• [EXTRACTED RECORDS]:
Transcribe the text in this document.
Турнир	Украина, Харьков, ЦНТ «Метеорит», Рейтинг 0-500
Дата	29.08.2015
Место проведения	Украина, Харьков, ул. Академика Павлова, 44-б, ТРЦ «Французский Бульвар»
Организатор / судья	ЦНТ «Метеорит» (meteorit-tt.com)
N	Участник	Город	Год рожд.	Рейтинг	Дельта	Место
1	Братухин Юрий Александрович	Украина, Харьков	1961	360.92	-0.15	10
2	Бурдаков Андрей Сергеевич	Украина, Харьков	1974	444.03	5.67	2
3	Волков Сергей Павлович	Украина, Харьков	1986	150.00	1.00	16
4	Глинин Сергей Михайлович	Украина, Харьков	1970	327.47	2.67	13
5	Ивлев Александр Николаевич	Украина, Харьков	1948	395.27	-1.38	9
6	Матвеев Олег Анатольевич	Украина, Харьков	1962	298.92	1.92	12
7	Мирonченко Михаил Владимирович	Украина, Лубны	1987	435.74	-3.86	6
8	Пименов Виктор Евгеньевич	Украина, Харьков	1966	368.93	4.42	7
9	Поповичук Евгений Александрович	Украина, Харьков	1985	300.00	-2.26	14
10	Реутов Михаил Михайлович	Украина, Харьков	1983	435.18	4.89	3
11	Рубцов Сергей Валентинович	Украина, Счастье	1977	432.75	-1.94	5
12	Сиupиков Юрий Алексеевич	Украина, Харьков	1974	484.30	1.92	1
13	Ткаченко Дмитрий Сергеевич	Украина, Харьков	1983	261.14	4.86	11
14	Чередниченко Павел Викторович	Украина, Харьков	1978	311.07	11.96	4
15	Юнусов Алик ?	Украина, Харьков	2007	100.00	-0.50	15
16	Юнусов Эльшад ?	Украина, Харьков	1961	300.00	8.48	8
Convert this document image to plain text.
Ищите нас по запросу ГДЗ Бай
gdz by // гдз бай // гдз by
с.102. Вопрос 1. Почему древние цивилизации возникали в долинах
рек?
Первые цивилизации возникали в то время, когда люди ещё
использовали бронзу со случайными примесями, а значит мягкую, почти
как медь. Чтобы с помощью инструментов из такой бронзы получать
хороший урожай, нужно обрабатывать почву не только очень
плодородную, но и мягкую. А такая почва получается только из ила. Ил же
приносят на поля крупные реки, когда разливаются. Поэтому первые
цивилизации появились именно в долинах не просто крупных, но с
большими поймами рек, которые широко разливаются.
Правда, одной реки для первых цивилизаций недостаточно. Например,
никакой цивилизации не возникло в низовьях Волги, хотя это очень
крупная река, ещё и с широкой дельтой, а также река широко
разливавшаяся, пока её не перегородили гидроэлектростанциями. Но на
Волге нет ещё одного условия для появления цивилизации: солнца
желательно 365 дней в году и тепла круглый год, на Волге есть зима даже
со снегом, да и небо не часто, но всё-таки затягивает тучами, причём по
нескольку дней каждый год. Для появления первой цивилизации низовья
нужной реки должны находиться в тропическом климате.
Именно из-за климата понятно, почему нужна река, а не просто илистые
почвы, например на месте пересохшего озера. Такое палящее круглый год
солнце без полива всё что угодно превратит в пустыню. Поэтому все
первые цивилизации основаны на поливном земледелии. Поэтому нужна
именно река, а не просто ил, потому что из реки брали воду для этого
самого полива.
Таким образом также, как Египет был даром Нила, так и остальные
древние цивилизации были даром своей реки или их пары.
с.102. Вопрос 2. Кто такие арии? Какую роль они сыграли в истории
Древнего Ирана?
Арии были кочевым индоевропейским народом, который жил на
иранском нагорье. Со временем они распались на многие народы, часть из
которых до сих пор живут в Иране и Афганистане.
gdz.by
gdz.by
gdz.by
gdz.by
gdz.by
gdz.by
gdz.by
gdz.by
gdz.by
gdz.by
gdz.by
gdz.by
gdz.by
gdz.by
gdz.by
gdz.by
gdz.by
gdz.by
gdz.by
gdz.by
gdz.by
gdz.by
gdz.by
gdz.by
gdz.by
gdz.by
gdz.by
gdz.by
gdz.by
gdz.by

• [CHALLENGE]:
Print the records once more, exactly as they were given.

• [EXERCISE ANSWER]:
Transcribe the text in this document.
Турнир	Украина, Харьков, ЦНТ «Метеорит», Рейтинг 0-500
Дата	29.08.2015
Место проведения	Украина, Харьков, ул. Академика Павлова, 44-б, ТРЦ «Французский Бульвар»
Организатор / судья	ЦНТ «Метеорит» (meteorit-tt.com)
N	Участник	Город	Год рожд.	Рейтинг	Дельта	Место
1	Братухин Юрий Александрович	Украина, Харьков	1961	360.92	-0.15	10
2	Бурдаков Андрей Сергеевич	Украина, Харьков	1974	444.03	5.67	2
3	Волков Сергей Павлович	Украина, Харьков	1986	150.00	1.00	16
4	Глинин Сергей Михайлович	Украина, Харьков	1970	327.47	2.67	13
5	Ивлев Александр Николаевич	Украина, Харьков	1948	395.27	-1.38	9
6	Матвеев Олег Анатольевич	Украина, Харьков	1962	298.92	1.92	12
7	Мирonченко Михаил Владимирович	Украина, Лубны	1987	435.74	-3.86	6
8	Пименов Виктор Евгеньевич	Украина, Харьков	1966	368.93	4.42	7
9	Поповичук Евгений Александрович	Украина, Харьков	1985	300.00	-2.26	14
10	Реутов Михаил Михайлович	Украина, Харьков	1983	435.18	4.89	3
11	Рубцов Сергей Валентинович	Украина, Счастье	1977	432.75	-1.94	5
12	Сиupиков Юрий Алексеевич	Украина, Харьков	1974	484.30	1.92	1
13	Ткаченко Дмитрий Сергеевич	Украина, Харьков	1983	261.14	4.86	11
14	Чередниченко Павел Викторович	Украина, Харьков	1978	311.07	11.96	4
15	Юнусов Алик ?	Украина, Харьков	2007	100.00	-0.50	15
16	Юнусов Эльшад ?	Украина, Харьков	1961	300.00	8.48	8
Convert this document image to plain text.
Ищите нас по запросу ГДЗ Бай
gdz by // гдз бай // гдз by
с.102. Вопрос 1. Почему древние цивилизации возникали в долинах
рек?
Первые цивилизации возникали в то время, когда люди ещё
использовали бронзу со случайными примесями, а значит мягкую, почти
как медь. Чтобы с помощью инструментов из такой бронзы получать
хороший урожай, нужно обрабатывать почву не только очень
плодородную, но и мягкую. А такая почва получается только из ила. Ил же
приносят на поля крупные реки, когда разливаются. Поэтому первые
цивилизации появились именно в долинах не просто крупных, но с
большими поймами рек, которые широко разливаются.
Правда, одной реки для первых цивилизаций недостаточно. Например,
никакой цивилизации не возникло в низовьях Волги, хотя это очень
крупная река, ещё и с широкой дельтой, а также река широко
разливавшаяся, пока её не перегородили гидроэлектростанциями. Но на
Волге нет ещё одного условия для появления цивилизации: солнца
желательно 365 дней в году и тепла круглый год, на Волге есть зима даже
со снегом, да и небо не часто, но всё-таки затягивает тучами, причём по
нескольку дней каждый год. Для появления первой цивилизации низовья
нужной реки должны находиться в тропическом климате.
Именно из-за климата понятно, почему нужна река, а не просто илистые
почвы, например на месте пересохшего озера. Такое палящее круглый год
солнце без полива всё что угодно превратит в пустыню. Поэтому все
первые цивилизации основаны на поливном земледелии. Поэтому нужна
именно река, а не просто ил, потому что из реки брали воду для этого
самого полива.
Таким образом также, как Египет был даром Нила, так и остальные
древние цивилизации были даром своей реки или их пары.
с.102. Вопрос 2. Кто такие арии? Какую роль они сыграли в истории
Древнего Ирана?
Арии были кочевым индоевропейским народом, который жил на
иранском нагорье. Со временем они распались на многие народы, часть из
которых до сих пор живут в Иране и Афганистане.
gdz.by
gdz.by
gdz.by
gdz.by
gdz.by
gdz.by
gdz.by
gdz.by
gdz.by
gdz.by
gdz.by
gdz.by
gdz.by
gdz.by
gdz.by
gdz.by
gdz.by
gdz.by
gdz.by
gdz.by
gdz.by
gdz.by
gdz.by
gdz.by
gdz.by
gdz.by
gdz.by
gdz.by
gdz.by
gdz.by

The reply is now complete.